• _EXERCÍCIOS PROPOSTOS_
1. Segundo o texto sobre a Nau Catrineta, em que ocasião se contava esse rimance na Fajã Grande?
2. Transforme em lista numerada o trecho dos registros que vai do início dos registros até a linha que contém "Extract all elements", com ambas as extremidades incluídas. Omita as linhas em branco e deixe as imagens fora da resposta.

• _TEXTO APRESENTADO_

-=-=-=-=-

PICO DA VIGIA 2
Pessoas, costumes, estórias e tradições da Fajã Grande das Flores e outros temas.
A NAU CATRINETA
A Nau Catrineta é um poema romanceado da tradição popular portuguesa, recolhido por Almeida Garret e que relata, de forma lendária, as vicissitudes, as tormentas, os medos e as angústias das viagens dos portugueses para a África, para o Brasil e para a Índia. Trata-se de um texto muito divulgado e conhecido em todo o país. A Fajã Grande que sempre se revelou, talvez devido ao seu isolamento, como um excelente e amplo viveiro de desenvolvimento de rimances e textos orais, não podia alhear-se deste, assim como da Bela Infanta, muito conhecido também a nível de todo o país. Tal como os outros rimances, a Nau Catrineta contava-se aos serões das longas noites de Inverno, mas com algumas pequenas diferenças do texto recolhido por Almeida Garret, sobretudo por utilizar algumas palavras ou expressões que eram comuns na linguagem típica e corrente na freguesia e até na ilha das Flores. Rezava mais ou menos assim:
“Lá vem a Nau Catrineta
Que tem muite que contar!
Ouvide agora, senhores,
Uma história de pasmar.
Passava mais de ano e meio
Que iam na volta do mar,
Já nã tinhim que comer,
Já nã tinhim que manjar.
Deitarim as solas de molho
Pra o oitro dia jantar;
Mas a sola era tã rija,
Qu’a nã puderim tragar.
Deitarim sortes à ventura
Qual se’avia de matar;
Logo foi cair a sorte
No capitão genaral.
- "Sobe, sobe, marujinhe,
Àquele mastre real,
Vê se vês terras d’Ispanha,
As praias de Portugal!"

-=-=-=-=-

• _DADOS FORNECIDOS_

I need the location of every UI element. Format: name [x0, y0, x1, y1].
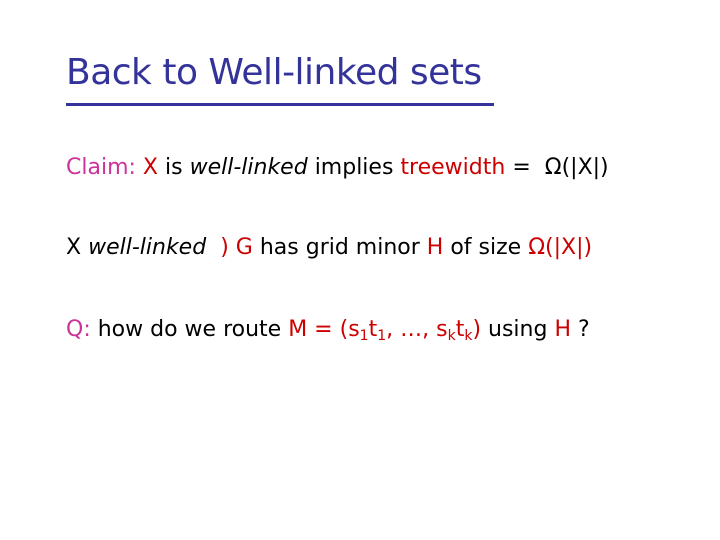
m-expr-start: M = (s	[288, 317, 360, 342]
using-text: using	[488, 317, 548, 342]
t-symbol: t	[368, 317, 378, 342]
omega-expression: Ω(|X|)	[528, 235, 593, 260]
question-mark: ?	[578, 317, 590, 342]
h-symbol: H	[554, 317, 572, 342]
is-text: is	[165, 155, 183, 180]
claim-label: Claim:	[66, 155, 136, 180]
h-symbol: H	[426, 235, 444, 260]
subscript: k	[447, 328, 456, 344]
title-underline	[66, 103, 494, 106]
slide-title: Back to Well-linked sets	[66, 52, 482, 93]
question-text: how do we route	[97, 317, 282, 342]
of-size-text: of size	[450, 235, 522, 260]
omega-expression: Ω(|X|)	[544, 155, 609, 180]
well-linked-text: well-linked	[189, 155, 308, 180]
m-expr-close: )	[472, 317, 482, 342]
t-symbol: t	[455, 317, 465, 342]
m-expression	[288, 317, 481, 342]
x-symbol: X	[66, 235, 82, 260]
x-symbol: X	[142, 155, 158, 180]
equals-sign: =	[512, 155, 531, 180]
subscript: 1	[377, 328, 387, 344]
grid-minor-line	[66, 235, 592, 260]
implies-text: implies	[314, 155, 394, 180]
treewidth-text: treewidth	[400, 155, 506, 180]
g-symbol: G	[235, 235, 253, 260]
m-expr-middle: , …, s	[386, 317, 448, 342]
subscript: 1	[359, 328, 369, 344]
subscript: k	[464, 328, 473, 344]
question-line	[66, 317, 590, 342]
implies-symbol: )	[220, 235, 229, 260]
question-label: Q:	[66, 317, 91, 342]
claim-line	[66, 155, 609, 180]
well-linked-text: well-linked	[88, 235, 207, 260]
has-grid-minor-text: has grid minor	[259, 235, 420, 260]
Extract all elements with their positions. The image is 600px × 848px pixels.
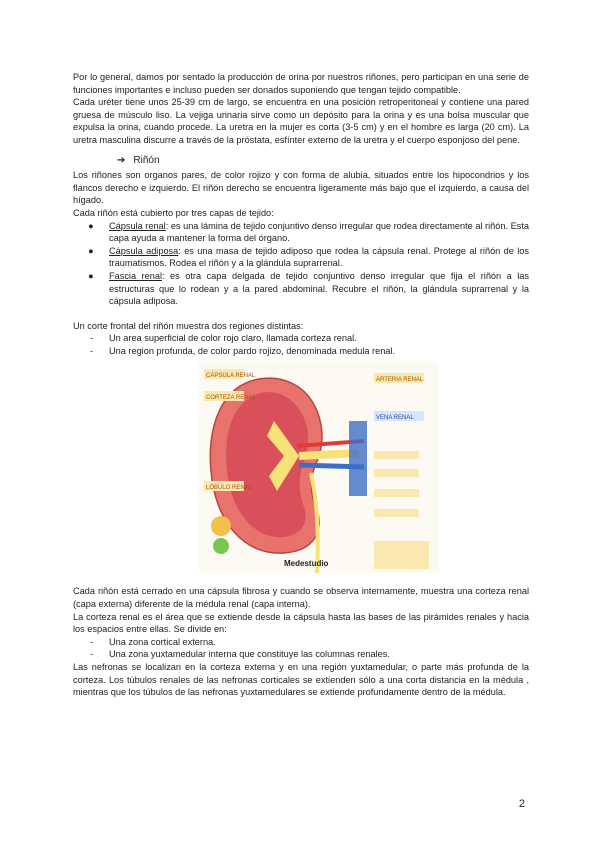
list-item: - Una zona yuxtamedular interna que constituye las columnas renales.: [90, 649, 390, 660]
bullet-icon: ●: [88, 270, 94, 281]
list-item: [73, 220, 529, 245]
definition: : es una masa de tejido adiposo que rodea la cápsula renal. Protege al riñón de los traumatismos. Rodea el riñón y a la glándula suprarrenal.: [109, 245, 529, 269]
kidney-illustration: [199, 361, 439, 573]
zonas-list: [73, 636, 529, 661]
definition: : es una lámina de tejido conjuntivo denso irregular que rodea directamente al riñón. Esta capa ayuda a mantener la forma del órgano.: [109, 220, 529, 244]
paragraph-intro: Por lo general, damos por sentado la producción de orina por nuestros riñones, pero participan en una serie de funciones importantes e incluso pueden ser donados suponiendo que tengan tejido compatible.: [73, 72, 529, 95]
kidney-diagram: [199, 361, 439, 573]
label-vena-renal: VENA RENAL: [376, 415, 414, 422]
list-item: - Una region profunda, de color pardo rojizo, denominada medula renal.: [90, 345, 396, 356]
section-heading: [117, 155, 529, 168]
list-item: - Un area superficial de color rojo claro, llamada corteza renal.: [90, 333, 357, 344]
term: Fascia renal: [109, 270, 162, 281]
term: Cápsula renal: [109, 220, 166, 231]
bullet-icon: ●: [88, 245, 94, 256]
label-lobulo-renal: LÓBULO RENAL: [206, 485, 253, 492]
page-number: 2: [518, 798, 525, 810]
list-item: - Una zona cortical externa.: [90, 636, 216, 647]
list-item: [73, 270, 529, 308]
watermark: Medestudio: [284, 559, 329, 569]
capas-list: [73, 220, 529, 308]
document-body: [73, 71, 529, 699]
section-title: Riñón: [133, 154, 160, 166]
label-corteza-renal: CORTEZA RENAL: [206, 395, 256, 402]
term: Cápsula adiposa: [109, 245, 179, 256]
regiones-list: [73, 332, 529, 357]
paragraph-corte-intro: Un corte frontal del riñón muestra dos regiones distintas:: [73, 320, 304, 331]
paragraph-nefronas: Las nefronas se localizan en la corteza externa y en una región yuxtamedular, o parte más profunda de la corteza. Los túbulos renales de las nefronas corticales se extienden sólo a una corta distancia en la médula , mientras que los túbulos de las nefronas yuxtamedulares se extiende profundamente dentro de la médula.: [73, 662, 529, 698]
label-arteria-renal: ARTERIA RENAL: [376, 377, 424, 384]
definition: : es otra capa delgada de tejido conjuntivo denso irregular que fija el riñón a las estructuras que lo rodean y a la pared abdominal. Recubre el riñón, la glándula suprarrenal y la cápsula adiposa.: [109, 270, 530, 307]
paragraph-rinon-intro: Los riñones son organos pares, de color rojizo y con forma de alubia, situados entre los hipocondrios y los flancos derecho e izquierdo. El riñón derecho se encuentra ligeramente más bajo que el izquierdo, a causa del hígado.: [73, 170, 529, 206]
paragraph-capsula: Cada riñón está cerrado en una cápsula fibrosa y cuando se observa internamente, muestra una corteza renal (capa externa) diferente de la médula renal (capa interna).: [73, 586, 529, 610]
label-capsula-renal: CÁPSULA RENAL: [206, 373, 256, 380]
paragraph-capas-intro: Cada riñón está cubierto por tres capas de tejido:: [73, 207, 274, 218]
list-item: [73, 245, 529, 270]
paragraph-corteza: La corteza renal es el área que se extiende desde la cápsula hasta las bases de las pirámides renales y hacia los espacios entre ellas. Se divide en:: [73, 611, 529, 635]
arrow-icon: ➔: [117, 154, 126, 166]
paragraph-ureter: Cada uréter tiene unos 25-39 cm de largo, se encuentra en una posición retroperitoneal y contiene una pared gruesa de músculo liso. La vejiga urinaria sirve como un depósito para la orina y es una bolsa muscular que expulsa la orina, cuando procede. La uretra en la mujer es corta (3-5 cm) y en el hombre es larga (20 cm). La uretra masculina discurre a través de la próstata, esfínter externo de la uretra y el cuerpo esponjoso del pene.: [73, 97, 529, 145]
bullet-icon: ●: [88, 220, 94, 231]
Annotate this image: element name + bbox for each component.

-=-=-=-=-

• _RESPOSTAS DOS EXERCÍCIOS_
1. Contava-se aos serões das longas noites de Inverno.

2.
1. I need the location of every UI element. Format: name [x0, y0, x1, y1].
2. m-expr-start: M = (s	[288, 317, 360, 342]
3. using-text: using	[488, 317, 548, 342]
4. t-symbol: t	[368, 317, 378, 342]
5. omega-expression: Ω(|X|)	[528, 235, 593, 260]
6. question-mark: ?	[578, 317, 590, 342]
7. h-symbol: H	[554, 317, 572, 342]
8. is-text: is	[165, 155, 183, 180]
9. claim-label: Claim:	[66, 155, 136, 180]
10. h-symbol: H	[426, 235, 444, 260]
11. subscript: k	[447, 328, 456, 344]
12. title-underline	[66, 103, 494, 106]
13. slide-title: Back to Well-linked sets	[66, 52, 482, 93]
14. question-text: how do we route	[97, 317, 282, 342]
15. of-size-text: of size	[450, 235, 522, 260]
16. omega-expression: Ω(|X|)	[544, 155, 609, 180]
17. well-linked-text: well-linked	[189, 155, 308, 180]
18. m-expr-close: )	[472, 317, 482, 342]
19. t-symbol: t	[455, 317, 465, 342]
20. m-expression	[288, 317, 481, 342]
21. x-symbol: X	[66, 235, 82, 260]
22. x-symbol: X	[142, 155, 158, 180]
23. equals-sign: =	[512, 155, 531, 180]
24. subscript: 1	[377, 328, 387, 344]
25. grid-minor-line	[66, 235, 592, 260]
26. implies-text: implies	[314, 155, 394, 180]
27. treewidth-text: treewidth	[400, 155, 506, 180]
28. g-symbol: G	[235, 235, 253, 260]
29. m-expr-middle: , …, s	[386, 317, 448, 342]
30. subscript: 1	[359, 328, 369, 344]
31. subscript: k	[464, 328, 473, 344]
32. question-line	[66, 317, 590, 342]
33. implies-symbol: )	[220, 235, 229, 260]
34. question-label: Q:	[66, 317, 91, 342]
35. claim-line	[66, 155, 609, 180]
36. well-linked-text: well-linked	[88, 235, 207, 260]
37. has-grid-minor-text: has grid minor	[259, 235, 420, 260]
38. Extract all elements with their positions. The image is 600px × 848px pixels.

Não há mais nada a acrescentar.